Stored data

- - -

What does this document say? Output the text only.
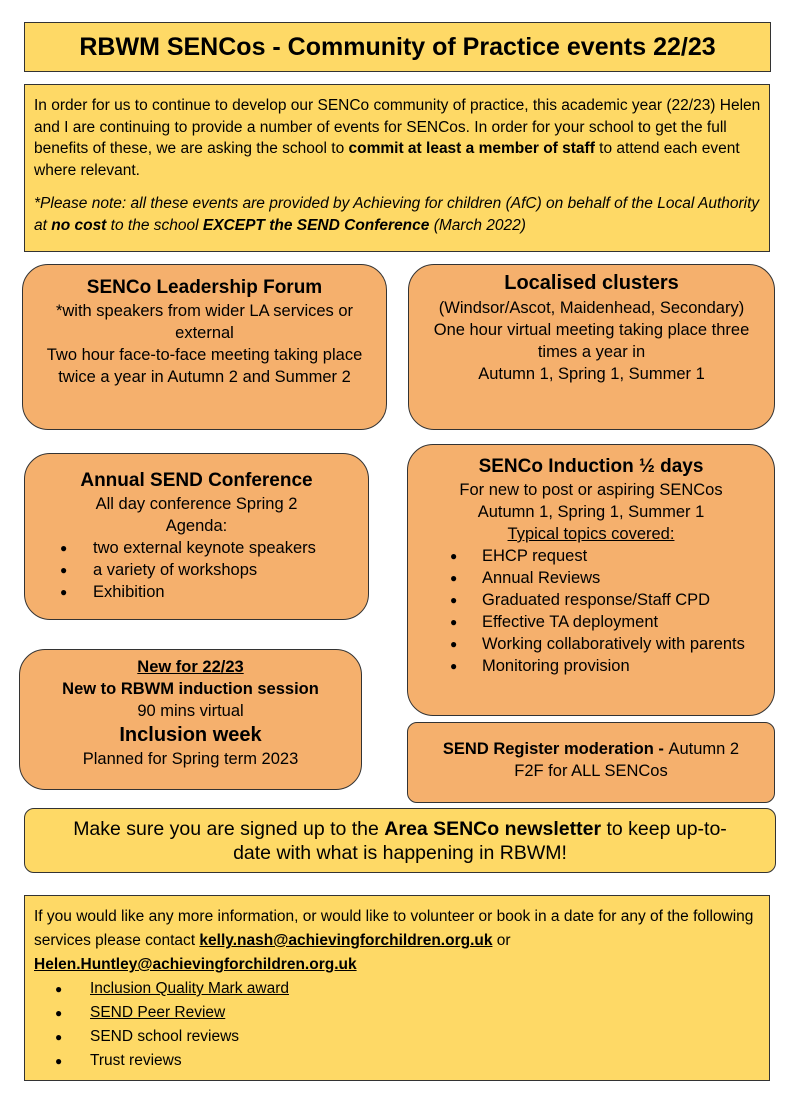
RBWM SENCos - Community of Practice events 22/23

In order for us to continue to develop our SENCo community of practice, this academic year (22/23) Helen and I are continuing to provide a number of events for SENCos. In order for your school to get the full benefits of these, we are asking the school to commit at least a member of staff to attend each event where relevant.

*Please note: all these events are provided by Achieving for children (AfC) on behalf of the Local Authority at no cost to the school EXCEPT the SEND Conference (March 2022)

SENCo Leadership Forum
*with speakers from wider LA services or external
Two hour face-to-face meeting taking place twice a year in Autumn 2 and Summer 2
Localised clusters
(Windsor/Ascot, Maidenhead, Secondary)
One hour virtual meeting taking place three times a year in
Autumn 1, Spring 1, Summer 1
Annual SEND Conference
All day conference Spring 2
Agenda:
● two external keynote speakers
● a variety of workshops
● Exhibition
SENCo Induction ½ days
For new to post or aspiring SENCos
Autumn 1, Spring 1, Summer 1
Typical topics covered:
● EHCP request
● Annual Reviews
● Graduated response/Staff CPD
● Effective TA deployment
● Working collaboratively with parents
● Monitoring provision
New for 22/23
New to RBWM induction session
90 mins virtual
Inclusion week
Planned for Spring term 2023
SEND Register moderation - Autumn 2
F2F for ALL SENCos
Make sure you are signed up to the Area SENCo newsletter to keep up-to-date with what is happening in RBWM!

If you would like any more information, or would like to volunteer or book in a date for any of the following services please contact kelly.nash@achievingforchildren.org.uk or Helen.Huntley@achievingforchildren.org.uk

● Inclusion Quality Mark award
● SEND Peer Review
● SEND school reviews
● Trust reviews
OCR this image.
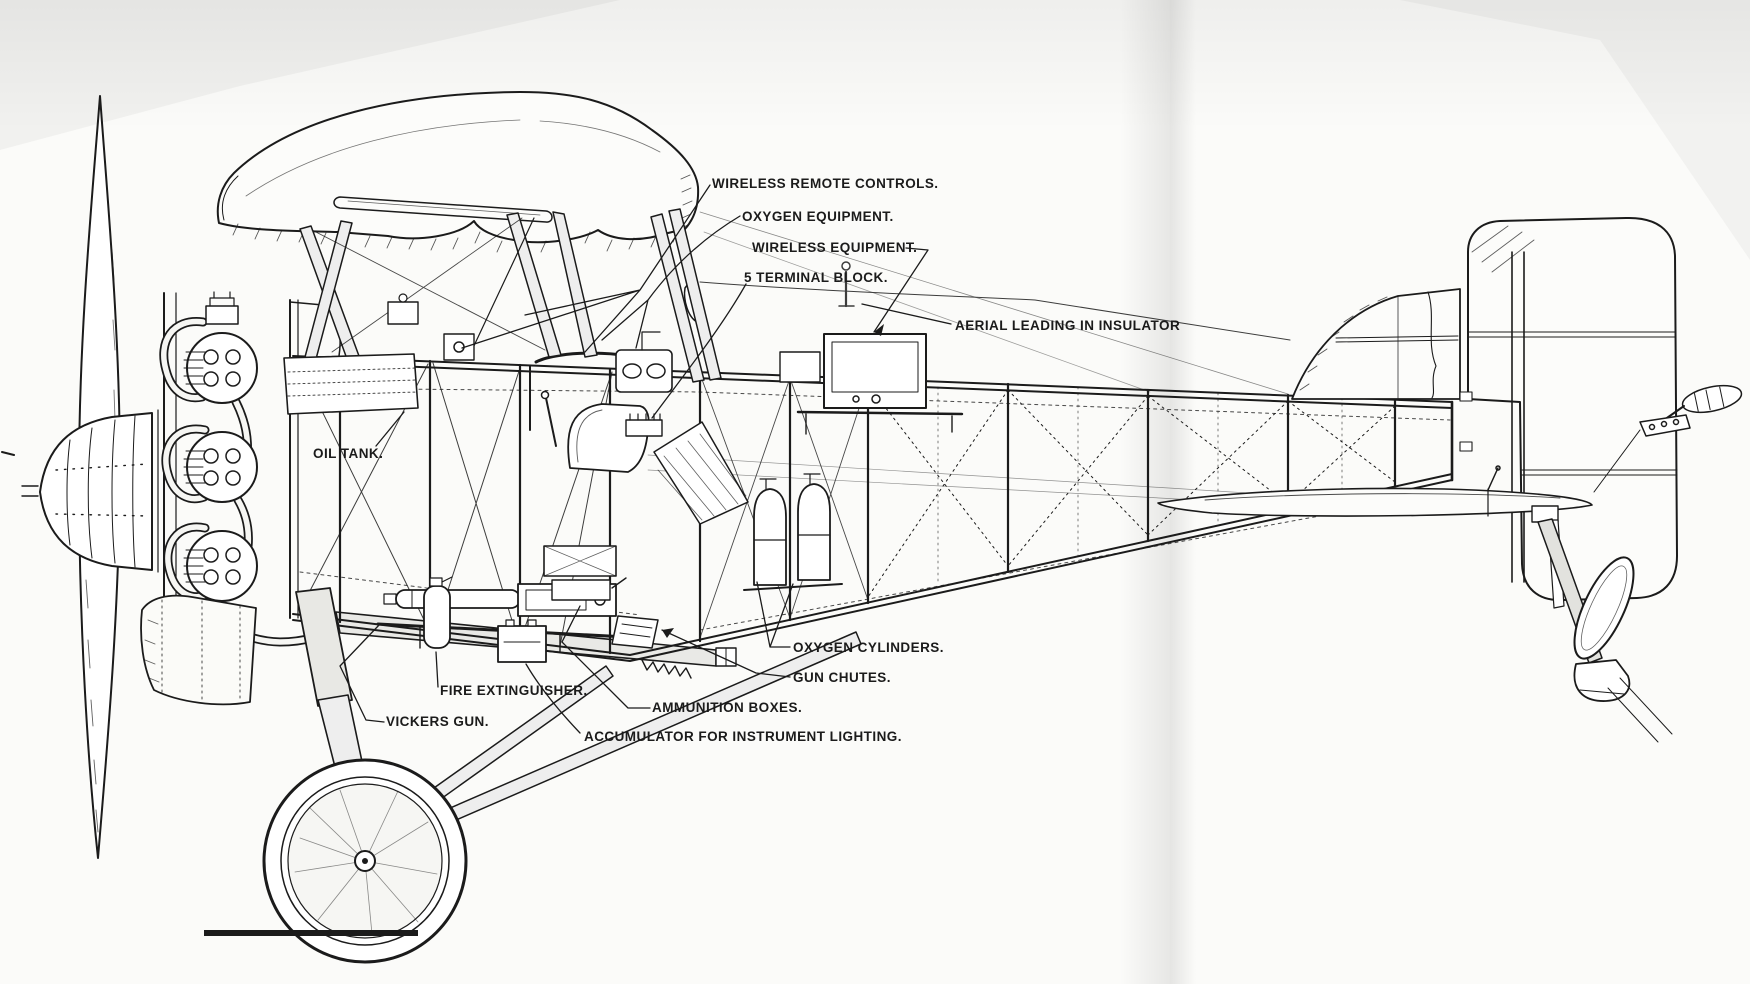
WIRELESS REMOTE CONTROLS.
OXYGEN EQUIPMENT.
WIRELESS EQUIPMENT.
5 TERMINAL BLOCK.
AERIAL LEADING IN INSULATOR
OIL TANK.
OXYGEN CYLINDERS.
GUN CHUTES.
FIRE EXTINGUISHER.
AMMUNITION BOXES.
VICKERS GUN.
ACCUMULATOR FOR INSTRUMENT LIGHTING.
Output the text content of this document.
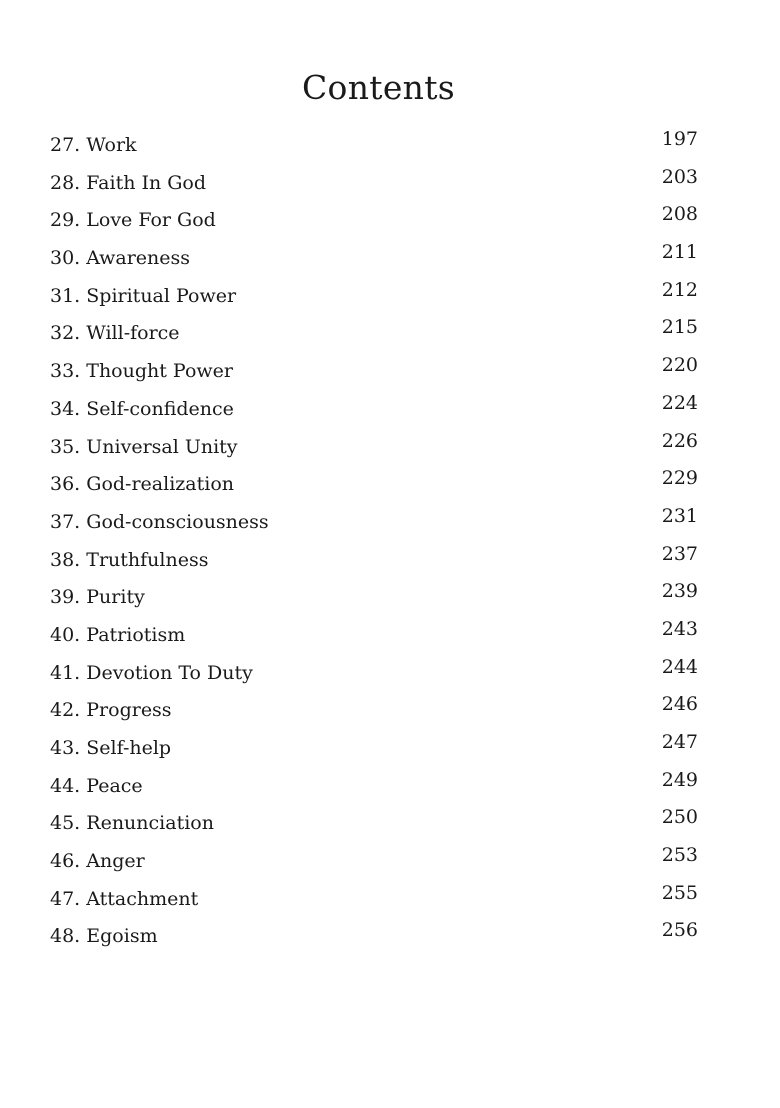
Contents
27. Work	197
28. Faith In God	203
29. Love For God	208
30. Awareness	211
31. Spiritual Power	212
32. Will-force	215
33. Thought Power	220
34. Self-confidence	224
35. Universal Unity	226
36. God-realization	229
37. God-consciousness	231
38. Truthfulness	237
39. Purity	239
40. Patriotism	243
41. Devotion To Duty	244
42. Progress	246
43. Self-help	247
44. Peace	249
45. Renunciation	250
46. Anger	253
47. Attachment	255
48. Egoism	256
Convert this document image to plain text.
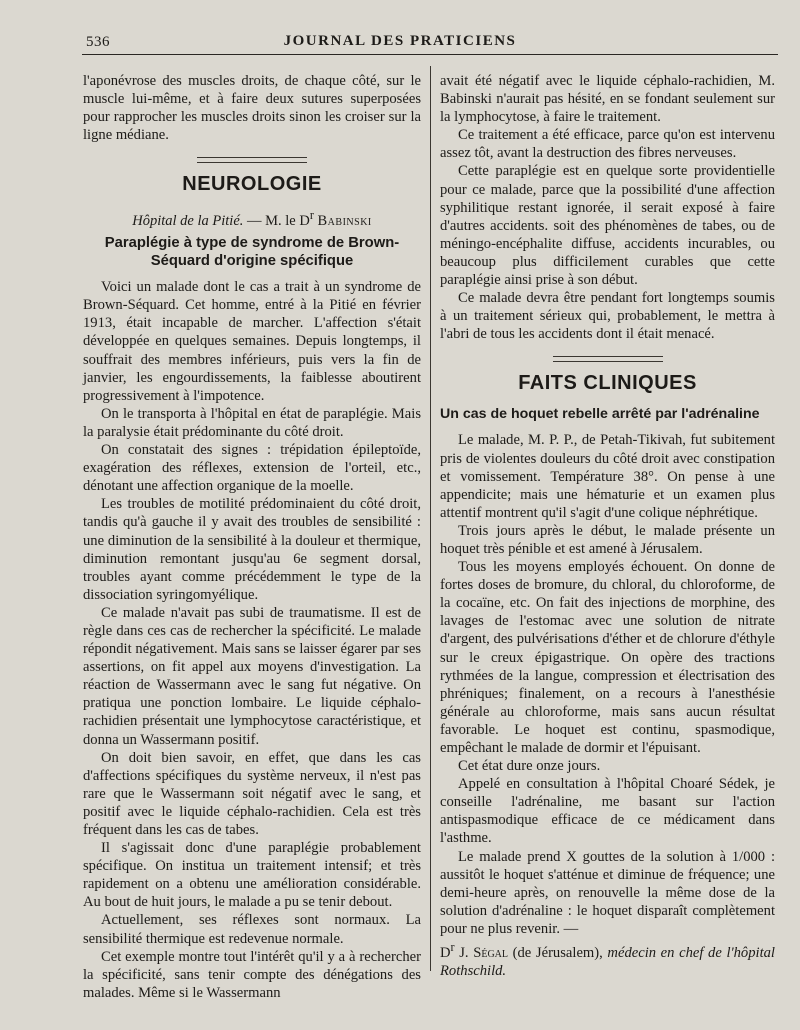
536	JOURNAL DES PRATICIENS

l'aponévrose des muscles droits, de chaque côté, sur le muscle lui-même, et à faire deux sutures superposées pour rapprocher les muscles droits sinon les croiser sur la ligne médiane.

NEUROLOGIE
Hôpital de la Pitié. — M. le $D^r$ Babinski
Paraplégie à type de syndrome de Brown-Séquard d'origine spécifique

Voici un malade dont le cas a trait à un syndrome de Brown-Séquard. Cet homme, entré à la Pitié en février 1913, était incapable de marcher. L'affection s'était développée en quelques semaines. Depuis longtemps, il souffrait des membres inférieurs, puis vers la fin de janvier, les engourdissements, la faiblesse aboutirent progressivement à l'impotence.

On le transporta à l'hôpital en état de paraplégie. Mais la paralysie était prédominante du côté droit.

On constatait des signes : trépidation épileptoïde, exagération des réflexes, extension de l'orteil, etc., dénotant une affection organique de la moelle.

Les troubles de motilité prédominaient du côté droit, tandis qu'à gauche il y avait des troubles de sensibilité : une diminution de la sensibilité à la douleur et thermique, diminution remontant jusqu'au 6e segment dorsal, troubles ayant comme précédemment le type de la dissociation syringomyélique.

Ce malade n'avait pas subi de traumatisme. Il est de règle dans ces cas de rechercher la spécificité. Le malade répondit négativement. Mais sans se laisser égarer par ses assertions, on fit appel aux moyens d'investigation. La réaction de Wassermann avec le sang fut négative. On pratiqua une ponction lombaire. Le liquide céphalo-rachidien présentait une lymphocytose caractéristique, et donna un Wassermann positif.

On doit bien savoir, en effet, que dans les cas d'affections spécifiques du système nerveux, il n'est pas rare que le Wassermann soit négatif avec le sang, et positif avec le liquide céphalo-rachidien. Cela est très fréquent dans les cas de tabes.

Il s'agissait donc d'une paraplégie probablement spécifique. On institua un traitement intensif; et très rapidement on a obtenu une amélioration considérable. Au bout de huit jours, le malade a pu se tenir debout.

Actuellement, ses réflexes sont normaux. La sensibilité thermique est redevenue normale.

Cet exemple montre tout l'intérêt qu'il y a à rechercher la spécificité, sans tenir compte des dénégations des malades. Même si le Wassermann

avait été négatif avec le liquide céphalo-rachidien, M. Babinski n'aurait pas hésité, en se fondant seulement sur la lymphocytose, à faire le traitement.

Ce traitement a été efficace, parce qu'on est intervenu assez tôt, avant la destruction des fibres nerveuses.

Cette paraplégie est en quelque sorte providentielle pour ce malade, parce que la possibilité d'une affection syphilitique restant ignorée, il serait exposé à faire d'autres accidents. soit des phénomènes de tabes, ou de méningo-encéphalite diffuse, accidents incurables, ou beaucoup plus difficilement curables que cette paraplégie ainsi prise à son début.

Ce malade devra être pendant fort longtemps soumis à un traitement sérieux qui, probablement, le mettra à l'abri de tous les accidents dont il était menacé.

FAITS CLINIQUES
Un cas de hoquet rebelle arrêté par l'adrénaline

Le malade, M. P. P., de Petah-Tikivah, fut subitement pris de violentes douleurs du côté droit avec constipation et vomissement. Température 38°. On pense à une appendicite; mais une hématurie et un examen plus attentif montrent qu'il s'agit d'une colique néphrétique.

Trois jours après le début, le malade présente un hoquet très pénible et est amené à Jérusalem.

Tous les moyens employés échouent. On donne de fortes doses de bromure, du chloral, du chloroforme, de la cocaïne, etc. On fait des injections de morphine, des lavages de l'estomac avec une solution de nitrate d'argent, des pulvérisations d'éther et de chlorure d'éthyle sur le creux épigastrique. On opère des tractions rythmées de la langue, compression et électrisation des phréniques; finalement, on a recours à l'anesthésie générale au chloroforme, mais sans aucun résultat favorable. Le hoquet est continu, spasmodique, empêchant le malade de dormir et l'épuisant.

Cet état dure onze jours.

Appelé en consultation à l'hôpital Choaré Sédek, je conseille l'adrénaline, me basant sur l'action antispasmodique efficace de ce médicament dans l'asthme.

Le malade prend X gouttes de la solution à 1/000 : aussitôt le hoquet s'atténue et diminue de fréquence; une demi-heure après, on renouvelle la même dose de la solution d'adrénaline : le hoquet disparaît complètement pour ne plus revenir. —

$D^r$ J. Ségal (de Jérusalem), médecin en chef de l'hôpital Rothschild.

- - -

**Required task**
Reproduce the material in full, word for word, and omit the pictures.

**Solution to this exercise**
What does this document say? Output the text only.
RBWM SENCos - Community of Practice events 22/23

In order for us to continue to develop our SENCo community of practice, this academic year (22/23) Helen and I are continuing to provide a number of events for SENCos. In order for your school to get the full benefits of these, we are asking the school to commit at least a member of staff to attend each event where relevant.

*Please note: all these events are provided by Achieving for children (AfC) on behalf of the Local Authority at no cost to the school EXCEPT the SEND Conference (March 2022)

SENCo Leadership Forum
*with speakers from wider LA services or external
Two hour face-to-face meeting taking place twice a year in Autumn 2 and Summer 2
Localised clusters
(Windsor/Ascot, Maidenhead, Secondary)
One hour virtual meeting taking place three times a year in
Autumn 1, Spring 1, Summer 1
Annual SEND Conference
All day conference Spring 2
Agenda:
● two external keynote speakers
● a variety of workshops
● Exhibition
SENCo Induction ½ days
For new to post or aspiring SENCos
Autumn 1, Spring 1, Summer 1
Typical topics covered:
● EHCP request
● Annual Reviews
● Graduated response/Staff CPD
● Effective TA deployment
● Working collaboratively with parents
● Monitoring provision
New for 22/23
New to RBWM induction session
90 mins virtual
Inclusion week
Planned for Spring term 2023
SEND Register moderation - Autumn 2
F2F for ALL SENCos
Make sure you are signed up to the Area SENCo newsletter to keep up-to-date with what is happening in RBWM!

If you would like any more information, or would like to volunteer or book in a date for any of the following services please contact kelly.nash@achievingforchildren.org.uk or Helen.Huntley@achievingforchildren.org.uk

● Inclusion Quality Mark award
● SEND Peer Review
● SEND school reviews
● Trust reviews
OCR this image.
WIRELESS REMOTE CONTROLS.
OXYGEN EQUIPMENT.
WIRELESS EQUIPMENT.
5 TERMINAL BLOCK.
AERIAL LEADING IN INSULATOR
OIL TANK.
OXYGEN CYLINDERS.
GUN CHUTES.
FIRE EXTINGUISHER.
AMMUNITION BOXES.
VICKERS GUN.
ACCUMULATOR FOR INSTRUMENT LIGHTING.
Output the text content of this document.
Contents
27. Work	197
28. Faith In God	203
29. Love For God	208
30. Awareness	211
31. Spiritual Power	212
32. Will-force	215
33. Thought Power	220
34. Self-confidence	224
35. Universal Unity	226
36. God-realization	229
37. God-consciousness	231
38. Truthfulness	237
39. Purity	239
40. Patriotism	243
41. Devotion To Duty	244
42. Progress	246
43. Self-help	247
44. Peace	249
45. Renunciation	250
46. Anger	253
47. Attachment	255
48. Egoism	256
Convert this document image to plain text.
536	JOURNAL DES PRATICIENS

l'aponévrose des muscles droits, de chaque côté, sur le muscle lui-même, et à faire deux sutures superposées pour rapprocher les muscles droits sinon les croiser sur la ligne médiane.

NEUROLOGIE
Hôpital de la Pitié. — M. le $D^r$ Babinski
Paraplégie à type de syndrome de Brown-Séquard d'origine spécifique

Voici un malade dont le cas a trait à un syndrome de Brown-Séquard. Cet homme, entré à la Pitié en février 1913, était incapable de marcher. L'affection s'était développée en quelques semaines. Depuis longtemps, il souffrait des membres inférieurs, puis vers la fin de janvier, les engourdissements, la faiblesse aboutirent progressivement à l'impotence.

On le transporta à l'hôpital en état de paraplégie. Mais la paralysie était prédominante du côté droit.

On constatait des signes : trépidation épileptoïde, exagération des réflexes, extension de l'orteil, etc., dénotant une affection organique de la moelle.

Les troubles de motilité prédominaient du côté droit, tandis qu'à gauche il y avait des troubles de sensibilité : une diminution de la sensibilité à la douleur et thermique, diminution remontant jusqu'au 6e segment dorsal, troubles ayant comme précédemment le type de la dissociation syringomyélique.

Ce malade n'avait pas subi de traumatisme. Il est de règle dans ces cas de rechercher la spécificité. Le malade répondit négativement. Mais sans se laisser égarer par ses assertions, on fit appel aux moyens d'investigation. La réaction de Wassermann avec le sang fut négative. On pratiqua une ponction lombaire. Le liquide céphalo-rachidien présentait une lymphocytose caractéristique, et donna un Wassermann positif.

On doit bien savoir, en effet, que dans les cas d'affections spécifiques du système nerveux, il n'est pas rare que le Wassermann soit négatif avec le sang, et positif avec le liquide céphalo-rachidien. Cela est très fréquent dans les cas de tabes.

Il s'agissait donc d'une paraplégie probablement spécifique. On institua un traitement intensif; et très rapidement on a obtenu une amélioration considérable. Au bout de huit jours, le malade a pu se tenir debout.

Actuellement, ses réflexes sont normaux. La sensibilité thermique est redevenue normale.

Cet exemple montre tout l'intérêt qu'il y a à rechercher la spécificité, sans tenir compte des dénégations des malades. Même si le Wassermann

avait été négatif avec le liquide céphalo-rachidien, M. Babinski n'aurait pas hésité, en se fondant seulement sur la lymphocytose, à faire le traitement.

Ce traitement a été efficace, parce qu'on est intervenu assez tôt, avant la destruction des fibres nerveuses.

Cette paraplégie est en quelque sorte providentielle pour ce malade, parce que la possibilité d'une affection syphilitique restant ignorée, il serait exposé à faire d'autres accidents. soit des phénomènes de tabes, ou de méningo-encéphalite diffuse, accidents incurables, ou beaucoup plus difficilement curables que cette paraplégie ainsi prise à son début.

Ce malade devra être pendant fort longtemps soumis à un traitement sérieux qui, probablement, le mettra à l'abri de tous les accidents dont il était menacé.

FAITS CLINIQUES
Un cas de hoquet rebelle arrêté par l'adrénaline

Le malade, M. P. P., de Petah-Tikivah, fut subitement pris de violentes douleurs du côté droit avec constipation et vomissement. Température 38°. On pense à une appendicite; mais une hématurie et un examen plus attentif montrent qu'il s'agit d'une colique néphrétique.

Trois jours après le début, le malade présente un hoquet très pénible et est amené à Jérusalem.

Tous les moyens employés échouent. On donne de fortes doses de bromure, du chloral, du chloroforme, de la cocaïne, etc. On fait des injections de morphine, des lavages de l'estomac avec une solution de nitrate d'argent, des pulvérisations d'éther et de chlorure d'éthyle sur le creux épigastrique. On opère des tractions rythmées de la langue, compression et électrisation des phréniques; finalement, on a recours à l'anesthésie générale au chloroforme, mais sans aucun résultat favorable. Le hoquet est continu, spasmodique, empêchant le malade de dormir et l'épuisant.

Cet état dure onze jours.

Appelé en consultation à l'hôpital Choaré Sédek, je conseille l'adrénaline, me basant sur l'action antispasmodique efficace de ce médicament dans l'asthme.

Le malade prend X gouttes de la solution à 1/000 : aussitôt le hoquet s'atténue et diminue de fréquence; une demi-heure après, on renouvelle la même dose de la solution d'adrénaline : le hoquet disparaît complètement pour ne plus revenir. —

$D^r$ J. Ségal (de Jérusalem), médecin en chef de l'hôpital Rothschild.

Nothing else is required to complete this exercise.